_EXERCISE DIRECTIONS:_
Skip every picture, then write out exactly the lines of the listing below from the line that contains "What's the underlying" through the final line.

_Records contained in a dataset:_
────────────────────

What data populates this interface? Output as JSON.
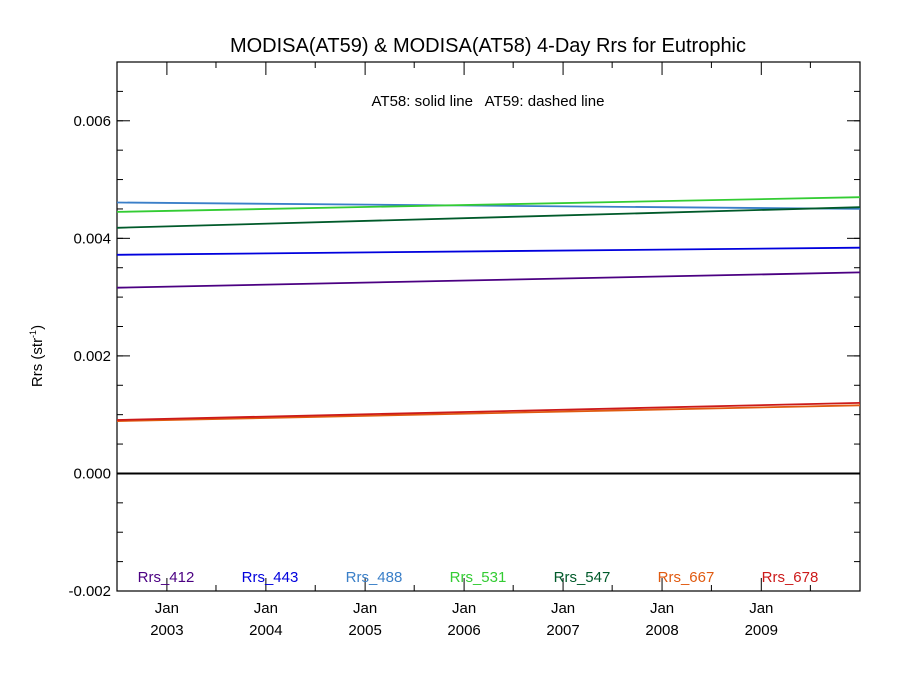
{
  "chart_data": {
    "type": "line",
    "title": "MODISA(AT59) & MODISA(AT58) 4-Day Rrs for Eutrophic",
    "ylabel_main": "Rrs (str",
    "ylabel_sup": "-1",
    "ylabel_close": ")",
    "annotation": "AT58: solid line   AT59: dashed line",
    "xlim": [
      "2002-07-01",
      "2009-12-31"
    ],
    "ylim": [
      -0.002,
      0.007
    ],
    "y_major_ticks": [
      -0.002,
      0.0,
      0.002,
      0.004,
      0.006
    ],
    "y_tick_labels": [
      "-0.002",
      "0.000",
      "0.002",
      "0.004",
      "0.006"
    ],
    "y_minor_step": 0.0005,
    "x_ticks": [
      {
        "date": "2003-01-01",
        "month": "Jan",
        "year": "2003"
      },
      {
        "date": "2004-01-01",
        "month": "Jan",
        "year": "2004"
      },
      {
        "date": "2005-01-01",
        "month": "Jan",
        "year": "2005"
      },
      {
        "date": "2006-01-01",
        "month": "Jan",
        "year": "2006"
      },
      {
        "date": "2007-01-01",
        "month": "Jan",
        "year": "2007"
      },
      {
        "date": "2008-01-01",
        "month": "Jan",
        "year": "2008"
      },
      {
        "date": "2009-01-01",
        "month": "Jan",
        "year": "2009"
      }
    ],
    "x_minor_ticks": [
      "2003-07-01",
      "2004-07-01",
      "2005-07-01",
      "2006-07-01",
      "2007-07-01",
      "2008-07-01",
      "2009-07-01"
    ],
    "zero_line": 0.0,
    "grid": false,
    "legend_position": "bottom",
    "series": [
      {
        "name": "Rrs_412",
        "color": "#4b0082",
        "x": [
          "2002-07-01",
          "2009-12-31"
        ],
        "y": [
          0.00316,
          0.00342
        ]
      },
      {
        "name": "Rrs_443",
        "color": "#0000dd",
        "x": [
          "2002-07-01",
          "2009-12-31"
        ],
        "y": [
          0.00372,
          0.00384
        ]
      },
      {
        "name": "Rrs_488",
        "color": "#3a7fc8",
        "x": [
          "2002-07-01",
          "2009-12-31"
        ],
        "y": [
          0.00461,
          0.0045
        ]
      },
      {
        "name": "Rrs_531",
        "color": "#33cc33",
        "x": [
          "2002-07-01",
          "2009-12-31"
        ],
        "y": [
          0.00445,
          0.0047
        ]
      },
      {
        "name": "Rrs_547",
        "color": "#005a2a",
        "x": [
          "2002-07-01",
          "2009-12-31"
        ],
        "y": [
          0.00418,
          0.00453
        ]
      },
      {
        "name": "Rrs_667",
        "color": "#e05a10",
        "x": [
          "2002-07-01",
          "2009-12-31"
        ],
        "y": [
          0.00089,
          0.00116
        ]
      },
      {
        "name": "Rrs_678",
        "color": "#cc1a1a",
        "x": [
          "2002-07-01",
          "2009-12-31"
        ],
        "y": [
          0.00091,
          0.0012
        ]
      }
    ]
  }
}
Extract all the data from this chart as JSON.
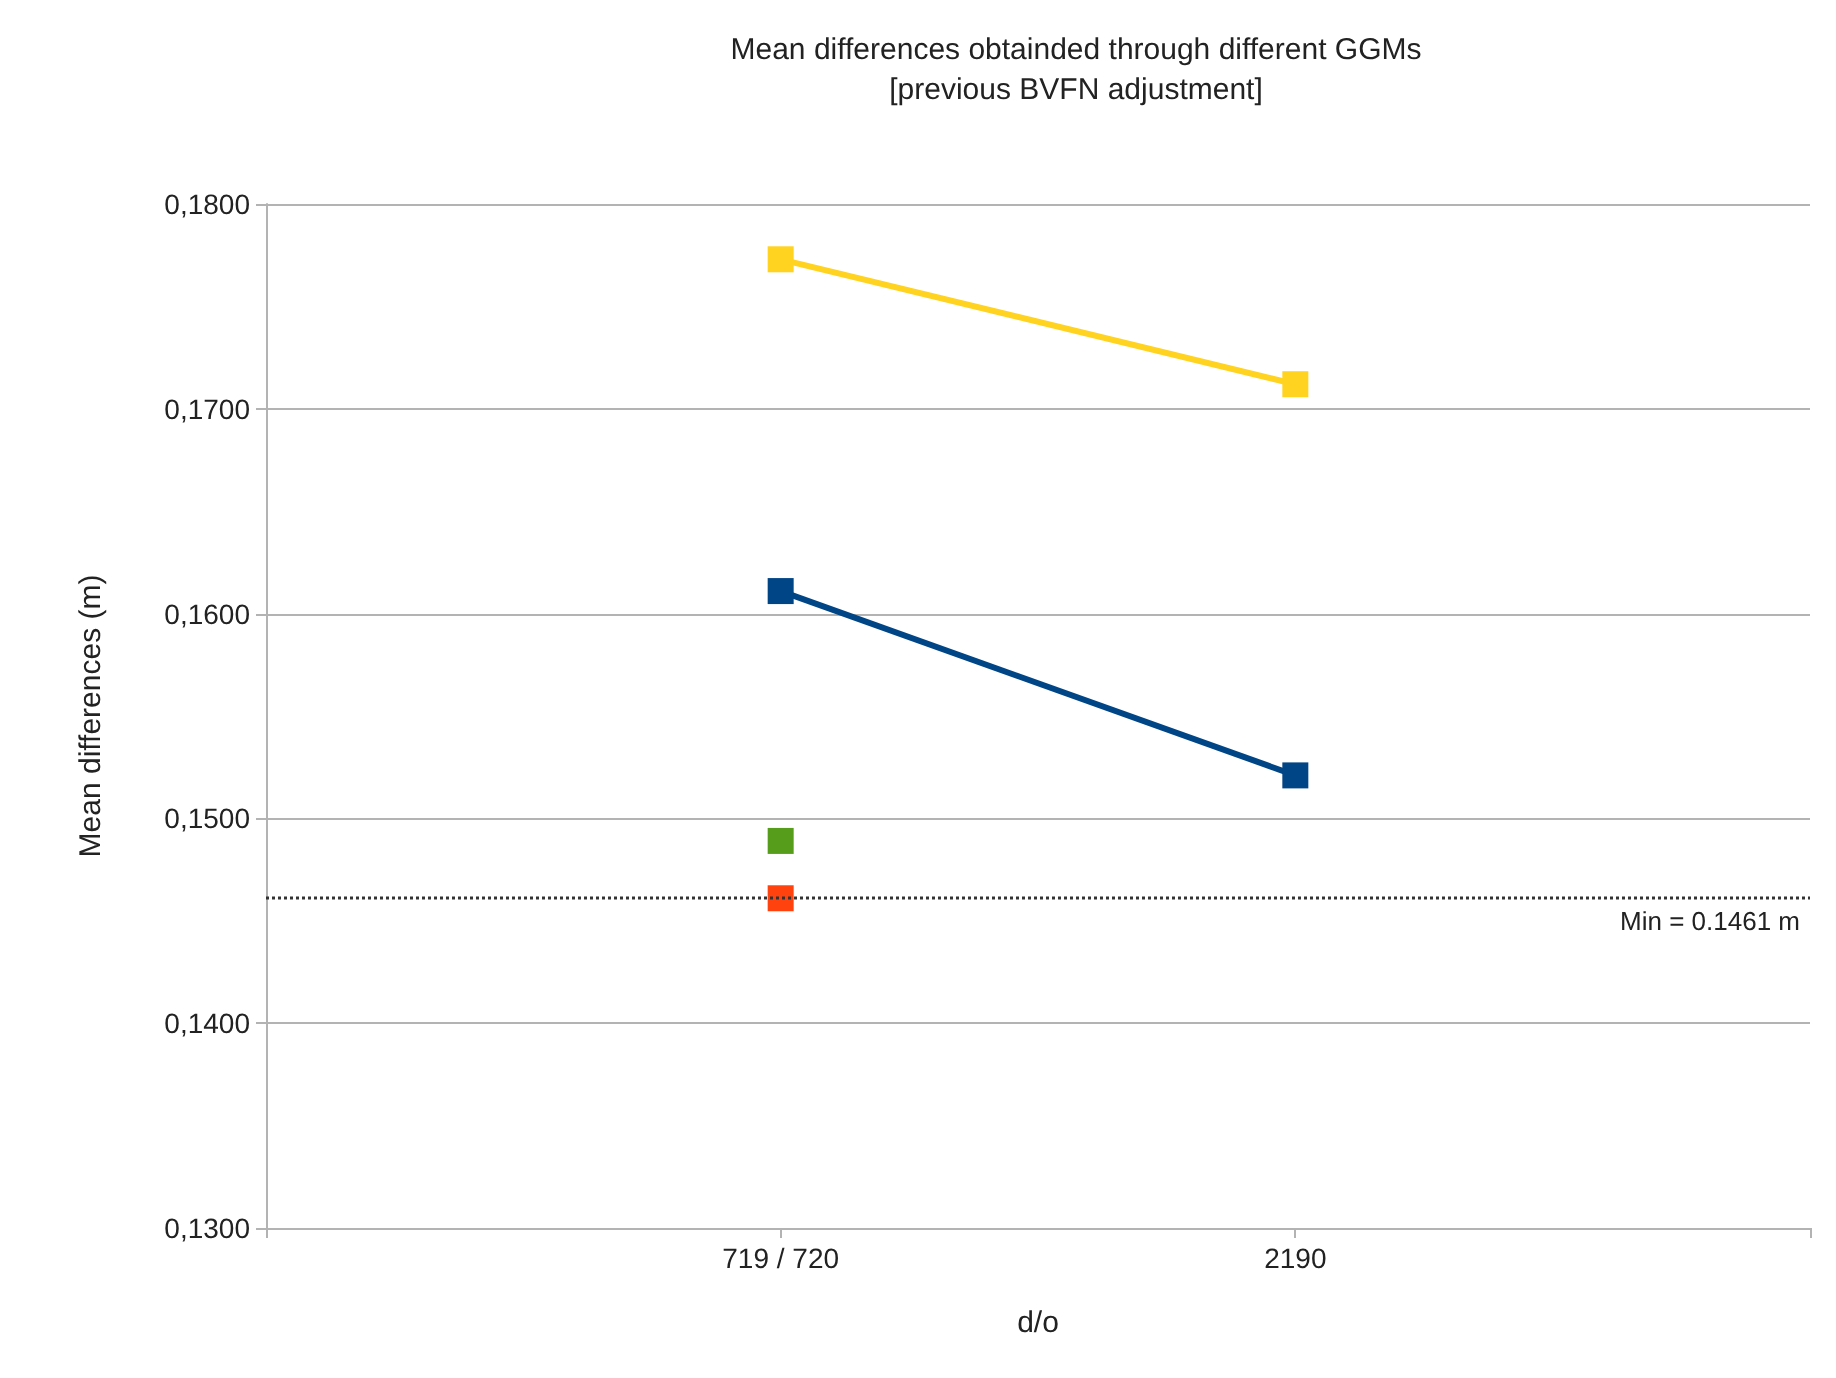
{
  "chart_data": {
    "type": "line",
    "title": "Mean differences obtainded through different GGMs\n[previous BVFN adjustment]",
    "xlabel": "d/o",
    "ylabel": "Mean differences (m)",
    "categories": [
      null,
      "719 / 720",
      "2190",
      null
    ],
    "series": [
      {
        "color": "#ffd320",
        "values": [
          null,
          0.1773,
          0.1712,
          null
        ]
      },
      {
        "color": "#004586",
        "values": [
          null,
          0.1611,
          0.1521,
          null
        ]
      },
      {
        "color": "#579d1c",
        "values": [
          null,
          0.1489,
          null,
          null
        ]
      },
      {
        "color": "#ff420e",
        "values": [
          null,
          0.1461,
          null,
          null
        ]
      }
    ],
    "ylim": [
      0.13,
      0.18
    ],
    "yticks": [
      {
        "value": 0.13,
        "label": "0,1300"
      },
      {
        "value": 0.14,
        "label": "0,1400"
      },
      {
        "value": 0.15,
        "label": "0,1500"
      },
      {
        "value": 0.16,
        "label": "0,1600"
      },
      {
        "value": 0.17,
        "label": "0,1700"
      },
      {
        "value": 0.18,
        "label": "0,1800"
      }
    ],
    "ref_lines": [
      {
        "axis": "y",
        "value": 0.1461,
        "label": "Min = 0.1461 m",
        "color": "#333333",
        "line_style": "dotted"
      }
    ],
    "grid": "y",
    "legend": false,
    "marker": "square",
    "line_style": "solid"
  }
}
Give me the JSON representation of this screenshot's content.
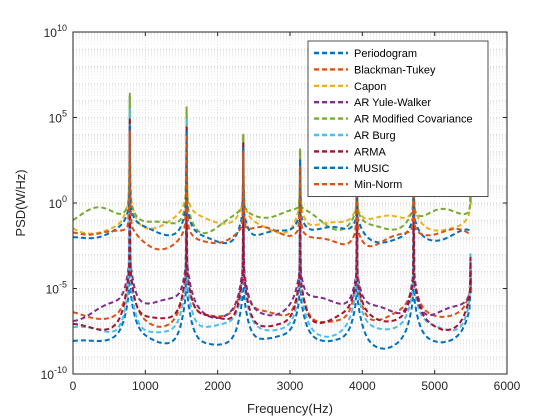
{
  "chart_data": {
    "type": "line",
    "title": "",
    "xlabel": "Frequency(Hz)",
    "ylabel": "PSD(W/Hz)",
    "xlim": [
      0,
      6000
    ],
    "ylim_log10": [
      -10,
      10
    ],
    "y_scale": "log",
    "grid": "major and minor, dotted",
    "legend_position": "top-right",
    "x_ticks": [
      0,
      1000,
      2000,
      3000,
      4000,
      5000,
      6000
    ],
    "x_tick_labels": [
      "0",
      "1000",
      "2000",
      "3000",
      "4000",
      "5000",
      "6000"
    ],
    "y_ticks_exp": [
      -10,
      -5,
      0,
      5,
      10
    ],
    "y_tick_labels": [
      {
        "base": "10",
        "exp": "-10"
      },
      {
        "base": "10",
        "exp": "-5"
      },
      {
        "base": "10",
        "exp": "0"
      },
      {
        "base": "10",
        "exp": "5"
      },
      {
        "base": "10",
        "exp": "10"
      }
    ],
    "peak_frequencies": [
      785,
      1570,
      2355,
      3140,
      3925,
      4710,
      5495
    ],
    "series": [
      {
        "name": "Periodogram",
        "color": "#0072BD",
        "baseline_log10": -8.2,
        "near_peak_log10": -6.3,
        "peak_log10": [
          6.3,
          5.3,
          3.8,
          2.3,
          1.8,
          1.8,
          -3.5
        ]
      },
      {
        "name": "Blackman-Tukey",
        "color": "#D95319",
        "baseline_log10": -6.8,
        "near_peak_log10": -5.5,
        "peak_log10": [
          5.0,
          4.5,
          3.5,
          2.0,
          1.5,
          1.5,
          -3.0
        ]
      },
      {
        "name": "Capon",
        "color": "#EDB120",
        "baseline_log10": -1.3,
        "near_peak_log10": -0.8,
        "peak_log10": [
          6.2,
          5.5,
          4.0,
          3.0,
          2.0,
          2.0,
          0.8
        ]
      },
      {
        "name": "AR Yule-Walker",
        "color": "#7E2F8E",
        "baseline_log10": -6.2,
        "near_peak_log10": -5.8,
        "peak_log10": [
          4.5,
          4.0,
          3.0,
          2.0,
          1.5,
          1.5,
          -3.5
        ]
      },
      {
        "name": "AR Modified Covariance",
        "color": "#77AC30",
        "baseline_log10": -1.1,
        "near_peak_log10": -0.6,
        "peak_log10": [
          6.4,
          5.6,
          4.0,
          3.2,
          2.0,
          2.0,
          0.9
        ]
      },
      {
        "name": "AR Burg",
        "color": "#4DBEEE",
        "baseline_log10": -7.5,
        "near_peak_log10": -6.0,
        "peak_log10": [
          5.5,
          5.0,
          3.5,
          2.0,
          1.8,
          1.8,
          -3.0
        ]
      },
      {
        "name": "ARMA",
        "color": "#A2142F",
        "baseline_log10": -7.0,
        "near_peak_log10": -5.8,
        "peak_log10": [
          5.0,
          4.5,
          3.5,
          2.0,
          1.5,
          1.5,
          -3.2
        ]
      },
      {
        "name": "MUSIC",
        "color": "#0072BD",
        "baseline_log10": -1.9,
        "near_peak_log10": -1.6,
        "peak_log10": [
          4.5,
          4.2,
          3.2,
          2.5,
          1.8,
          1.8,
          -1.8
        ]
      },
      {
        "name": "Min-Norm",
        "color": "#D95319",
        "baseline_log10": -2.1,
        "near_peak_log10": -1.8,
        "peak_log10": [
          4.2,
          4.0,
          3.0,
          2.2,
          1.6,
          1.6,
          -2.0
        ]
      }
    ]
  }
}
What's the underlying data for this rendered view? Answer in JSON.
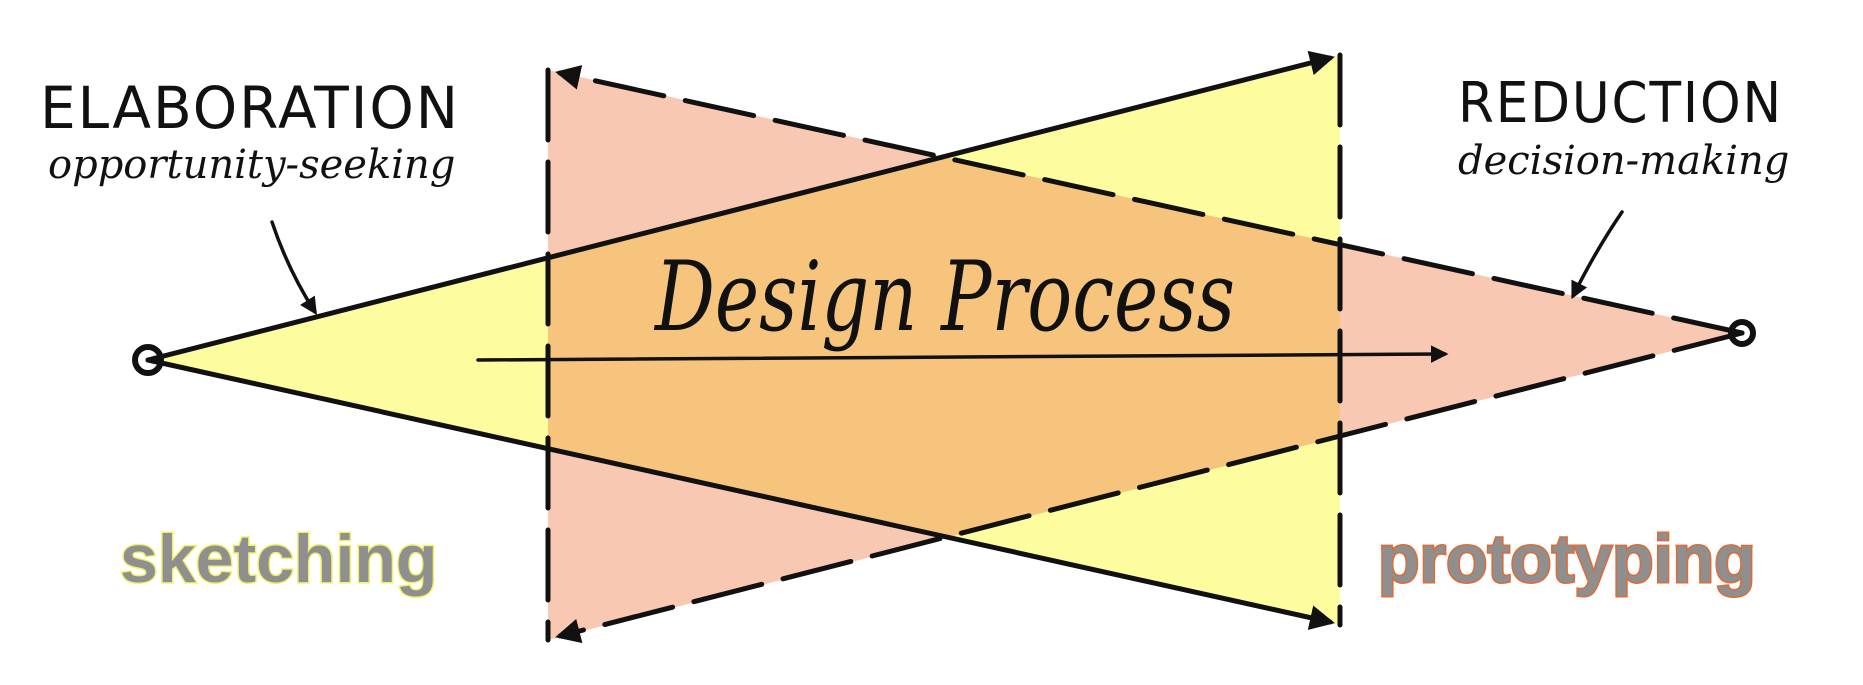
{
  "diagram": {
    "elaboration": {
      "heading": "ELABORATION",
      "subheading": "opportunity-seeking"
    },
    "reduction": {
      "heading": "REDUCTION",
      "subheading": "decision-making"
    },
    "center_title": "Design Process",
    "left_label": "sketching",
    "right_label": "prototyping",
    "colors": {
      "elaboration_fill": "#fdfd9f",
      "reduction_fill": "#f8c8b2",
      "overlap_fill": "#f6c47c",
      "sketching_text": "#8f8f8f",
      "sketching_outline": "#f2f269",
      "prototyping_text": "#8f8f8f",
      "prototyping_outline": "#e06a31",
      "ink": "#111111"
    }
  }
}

────────────────────

_RESULT:_
What's the underlying data for this rendered view? Answer in JSON.
{
  "diagram": {
    "elaboration": {
      "heading": "ELABORATION",
      "subheading": "opportunity-seeking"
    },
    "reduction": {
      "heading": "REDUCTION",
      "subheading": "decision-making"
    },
    "center_title": "Design Process",
    "left_label": "sketching",
    "right_label": "prototyping",
    "colors": {
      "elaboration_fill": "#fdfd9f",
      "reduction_fill": "#f8c8b2",
      "overlap_fill": "#f6c47c",
      "sketching_text": "#8f8f8f",
      "sketching_outline": "#f2f269",
      "prototyping_text": "#8f8f8f",
      "prototyping_outline": "#e06a31",
      "ink": "#111111"
    }
  }
}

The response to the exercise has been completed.